Start of Extract
Quick Links

Re: strpos() && KMP

From:	Pavel Ajtkulov <ajtkulov(at)acm(dot)org>
To:	Tom Lane <tgl(at)sss(dot)pgh(dot)pa(dot)us>
Cc:	pgsql-patches(at)postgresql(dot)org
Subject:	Re: strpos() && KMP
Date:	2007-08-10 20:27:49
Message-ID:	16410532421.20070811012749@acm.org
Views:	Whole Thread \| Raw Message \| Download mbox \| Resend email
Thread:
Lists:	pgsql-patches

Tom Lane writes:

>> hash table?

> I'd think the cost of hashing would render it impractical. Most of the
> papers I've seen on this topic worry about getting single instructions
> out of the search loop --- a hash lookup will cost lots more than that.
> Moreover, you'd lose the guarantee of not-worse-than-linear time,
> because hash lookup can be pathologically bad if you get a lot of hash
> collisions.

compute max_wchar, min_wchar. If (d = max_wchar - min_wchar) < k (for
example, k = 1000), then we use index table (wchar -> wchar -
min_wchar). Else we use hash table. Number of collisions would be a
few (because hash table needs for pattern characters only. Characters
located serially, hash function = whchar % const).
End of Extract
Start of Dataset content
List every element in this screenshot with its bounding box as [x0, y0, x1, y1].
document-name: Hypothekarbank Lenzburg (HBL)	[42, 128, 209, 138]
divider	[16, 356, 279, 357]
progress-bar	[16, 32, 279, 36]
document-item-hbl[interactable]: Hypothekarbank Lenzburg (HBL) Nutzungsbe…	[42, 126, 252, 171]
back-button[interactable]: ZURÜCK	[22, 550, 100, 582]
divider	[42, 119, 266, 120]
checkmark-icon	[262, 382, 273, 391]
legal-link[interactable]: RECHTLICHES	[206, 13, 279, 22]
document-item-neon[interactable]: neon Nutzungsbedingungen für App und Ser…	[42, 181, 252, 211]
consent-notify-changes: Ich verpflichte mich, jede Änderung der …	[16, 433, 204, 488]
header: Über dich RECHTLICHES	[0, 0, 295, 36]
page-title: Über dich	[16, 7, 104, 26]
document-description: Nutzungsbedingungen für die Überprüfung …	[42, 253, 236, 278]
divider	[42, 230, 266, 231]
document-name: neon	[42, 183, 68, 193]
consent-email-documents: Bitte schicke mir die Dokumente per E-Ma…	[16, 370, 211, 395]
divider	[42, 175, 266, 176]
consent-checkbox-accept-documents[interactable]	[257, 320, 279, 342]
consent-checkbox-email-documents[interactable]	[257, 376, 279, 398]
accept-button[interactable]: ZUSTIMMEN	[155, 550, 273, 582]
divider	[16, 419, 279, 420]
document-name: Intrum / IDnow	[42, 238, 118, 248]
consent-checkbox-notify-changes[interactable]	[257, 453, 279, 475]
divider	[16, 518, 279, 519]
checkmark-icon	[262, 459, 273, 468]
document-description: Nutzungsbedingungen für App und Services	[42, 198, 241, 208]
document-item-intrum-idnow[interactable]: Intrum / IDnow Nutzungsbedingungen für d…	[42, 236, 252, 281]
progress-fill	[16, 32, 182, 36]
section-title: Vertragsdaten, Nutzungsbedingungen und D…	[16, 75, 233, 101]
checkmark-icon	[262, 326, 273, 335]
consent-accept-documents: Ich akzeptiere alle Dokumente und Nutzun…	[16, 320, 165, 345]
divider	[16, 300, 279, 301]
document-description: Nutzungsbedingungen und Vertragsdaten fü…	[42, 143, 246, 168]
End of Dataset content
Problems to work on -
a - Check each statement against the message on strpos() and KMP, answering yes or no and quoting the words that decide it. (i) Tom Lane says a hash lookup costs more than the single instructions that papers try to remove from the search loop. (ii) The reply uses an index table when the difference between max_wchar and min_wchar is at least k. (iii) Tom Lane says a hash lookup would keep the guarantee of not-worse-than-linear time.
b - In the message on strpos() and KMP, what example value does the reply give for k?
c - Extend the message on strpos() and KMP, picking up after its last sentence.
The rows play no part in this work.

Results by task -
a -
(i) Yes: "a hash lookup will cost lots more than that."
(ii) No: "If (d = max_wchar - min_wchar) < k (for example, k = 1000), then we use index table"
(iii) No: "you'd lose the guarantee of not-worse-than-linear time"

b - 1000

c -
>> The main difficulty with BM is verification and understanding "good
>> suffix shift" (the second part of BM) (I don't understand it entirely).

> Yeah, there seem to be a bunch of variants of BM (many of them not
> guaranteed linear, which I'm sure we don't want) and the earliest
> papers had bugs. But a good implementation would be a lot easier
> sell because it would show benefits for a much wider set of use-cases
> than KMP.

Is there requirement for some string mathching algorithms/data
structure(suffix array/tree) in PG? or "We've
had no complaints about the speed of those functions".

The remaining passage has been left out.